● **Stated goal**:
Print each line of the listing once more, precisely as given.

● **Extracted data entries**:
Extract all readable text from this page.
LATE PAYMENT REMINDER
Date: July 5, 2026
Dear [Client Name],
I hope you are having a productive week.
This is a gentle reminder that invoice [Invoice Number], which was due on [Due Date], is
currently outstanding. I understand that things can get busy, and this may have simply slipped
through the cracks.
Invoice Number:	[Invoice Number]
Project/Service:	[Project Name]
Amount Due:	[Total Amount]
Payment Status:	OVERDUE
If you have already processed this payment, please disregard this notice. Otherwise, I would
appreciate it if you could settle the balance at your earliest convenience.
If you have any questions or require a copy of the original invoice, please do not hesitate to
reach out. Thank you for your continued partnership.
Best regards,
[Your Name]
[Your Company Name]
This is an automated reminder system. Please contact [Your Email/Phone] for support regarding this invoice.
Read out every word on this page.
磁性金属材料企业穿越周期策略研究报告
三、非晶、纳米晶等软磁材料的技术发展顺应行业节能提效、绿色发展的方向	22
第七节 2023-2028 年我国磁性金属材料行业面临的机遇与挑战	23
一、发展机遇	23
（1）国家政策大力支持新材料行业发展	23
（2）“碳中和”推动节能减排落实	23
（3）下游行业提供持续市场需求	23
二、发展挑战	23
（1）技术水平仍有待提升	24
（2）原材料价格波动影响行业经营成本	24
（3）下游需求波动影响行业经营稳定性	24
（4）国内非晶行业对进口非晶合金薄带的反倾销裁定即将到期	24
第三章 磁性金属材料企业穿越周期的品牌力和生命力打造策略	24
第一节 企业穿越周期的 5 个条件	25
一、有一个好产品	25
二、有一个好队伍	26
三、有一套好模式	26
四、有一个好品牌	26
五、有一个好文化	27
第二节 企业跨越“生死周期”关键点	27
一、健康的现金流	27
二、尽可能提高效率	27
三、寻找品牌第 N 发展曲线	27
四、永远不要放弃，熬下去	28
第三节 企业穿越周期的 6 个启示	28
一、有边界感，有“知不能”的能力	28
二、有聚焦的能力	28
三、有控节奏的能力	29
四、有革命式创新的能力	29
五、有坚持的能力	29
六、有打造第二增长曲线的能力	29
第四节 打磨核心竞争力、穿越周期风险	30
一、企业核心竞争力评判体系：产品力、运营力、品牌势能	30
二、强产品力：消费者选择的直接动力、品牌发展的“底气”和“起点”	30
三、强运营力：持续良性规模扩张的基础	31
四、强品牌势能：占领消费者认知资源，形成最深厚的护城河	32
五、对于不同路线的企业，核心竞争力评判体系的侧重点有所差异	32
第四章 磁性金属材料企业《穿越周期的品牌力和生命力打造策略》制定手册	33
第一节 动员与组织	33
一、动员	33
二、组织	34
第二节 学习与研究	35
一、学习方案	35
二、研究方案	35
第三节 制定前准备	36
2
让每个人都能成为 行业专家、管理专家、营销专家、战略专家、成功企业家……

● **Response for this exercise**:
Extract all readable text from this page.
LATE PAYMENT REMINDER
Date: July 5, 2026
Dear [Client Name],
I hope you are having a productive week.
This is a gentle reminder that invoice [Invoice Number], which was due on [Due Date], is
currently outstanding. I understand that things can get busy, and this may have simply slipped
through the cracks.
Invoice Number:	[Invoice Number]
Project/Service:	[Project Name]
Amount Due:	[Total Amount]
Payment Status:	OVERDUE
If you have already processed this payment, please disregard this notice. Otherwise, I would
appreciate it if you could settle the balance at your earliest convenience.
If you have any questions or require a copy of the original invoice, please do not hesitate to
reach out. Thank you for your continued partnership.
Best regards,
[Your Name]
[Your Company Name]
This is an automated reminder system. Please contact [Your Email/Phone] for support regarding this invoice.
Read out every word on this page.
磁性金属材料企业穿越周期策略研究报告
三、非晶、纳米晶等软磁材料的技术发展顺应行业节能提效、绿色发展的方向	22
第七节 2023-2028 年我国磁性金属材料行业面临的机遇与挑战	23
一、发展机遇	23
（1）国家政策大力支持新材料行业发展	23
（2）“碳中和”推动节能减排落实	23
（3）下游行业提供持续市场需求	23
二、发展挑战	23
（1）技术水平仍有待提升	24
（2）原材料价格波动影响行业经营成本	24
（3）下游需求波动影响行业经营稳定性	24
（4）国内非晶行业对进口非晶合金薄带的反倾销裁定即将到期	24
第三章 磁性金属材料企业穿越周期的品牌力和生命力打造策略	24
第一节 企业穿越周期的 5 个条件	25
一、有一个好产品	25
二、有一个好队伍	26
三、有一套好模式	26
四、有一个好品牌	26
五、有一个好文化	27
第二节 企业跨越“生死周期”关键点	27
一、健康的现金流	27
二、尽可能提高效率	27
三、寻找品牌第 N 发展曲线	27
四、永远不要放弃，熬下去	28
第三节 企业穿越周期的 6 个启示	28
一、有边界感，有“知不能”的能力	28
二、有聚焦的能力	28
三、有控节奏的能力	29
四、有革命式创新的能力	29
五、有坚持的能力	29
六、有打造第二增长曲线的能力	29
第四节 打磨核心竞争力、穿越周期风险	30
一、企业核心竞争力评判体系：产品力、运营力、品牌势能	30
二、强产品力：消费者选择的直接动力、品牌发展的“底气”和“起点”	30
三、强运营力：持续良性规模扩张的基础	31
四、强品牌势能：占领消费者认知资源，形成最深厚的护城河	32
五、对于不同路线的企业，核心竞争力评判体系的侧重点有所差异	32
第四章 磁性金属材料企业《穿越周期的品牌力和生命力打造策略》制定手册	33
第一节 动员与组织	33
一、动员	33
二、组织	34
第二节 学习与研究	35
一、学习方案	35
二、研究方案	35
第三节 制定前准备	36
2
让每个人都能成为 行业专家、管理专家、营销专家、战略专家、成功企业家……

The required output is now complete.